DATA TO PROCESS:
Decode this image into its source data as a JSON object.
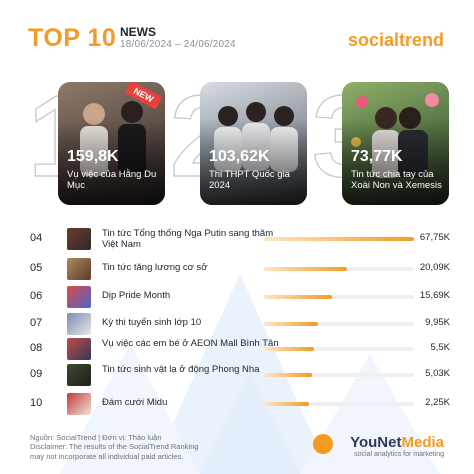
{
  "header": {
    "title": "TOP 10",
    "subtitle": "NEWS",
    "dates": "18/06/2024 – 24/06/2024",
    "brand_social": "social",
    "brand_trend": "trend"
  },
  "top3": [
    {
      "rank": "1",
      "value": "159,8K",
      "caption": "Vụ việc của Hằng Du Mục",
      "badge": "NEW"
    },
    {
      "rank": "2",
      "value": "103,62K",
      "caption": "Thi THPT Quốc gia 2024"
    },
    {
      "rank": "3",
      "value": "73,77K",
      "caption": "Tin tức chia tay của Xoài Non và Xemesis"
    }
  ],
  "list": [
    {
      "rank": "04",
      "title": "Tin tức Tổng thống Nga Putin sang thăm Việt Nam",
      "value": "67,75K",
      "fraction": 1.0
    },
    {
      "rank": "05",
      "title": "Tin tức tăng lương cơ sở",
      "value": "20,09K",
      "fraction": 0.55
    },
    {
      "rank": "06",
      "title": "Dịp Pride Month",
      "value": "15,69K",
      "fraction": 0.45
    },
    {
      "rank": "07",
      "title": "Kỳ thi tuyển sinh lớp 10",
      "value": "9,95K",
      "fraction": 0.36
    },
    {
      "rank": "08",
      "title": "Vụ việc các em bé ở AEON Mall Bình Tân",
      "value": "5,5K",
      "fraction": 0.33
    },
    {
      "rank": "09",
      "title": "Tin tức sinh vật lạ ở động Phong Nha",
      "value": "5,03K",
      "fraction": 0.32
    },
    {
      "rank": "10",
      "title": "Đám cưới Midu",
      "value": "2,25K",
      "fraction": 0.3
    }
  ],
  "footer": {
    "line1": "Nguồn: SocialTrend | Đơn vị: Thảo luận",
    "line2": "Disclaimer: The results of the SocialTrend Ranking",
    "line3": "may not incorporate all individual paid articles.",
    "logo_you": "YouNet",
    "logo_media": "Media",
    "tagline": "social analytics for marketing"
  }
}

WORK TO DO:
Review the preceding data and report every line that includes the string "sinh".

EXPECTED OUTPUT:
      "title": "Kỳ thi tuyển sinh lớp 10",
      "title": "Tin tức sinh vật lạ ở động Phong Nha",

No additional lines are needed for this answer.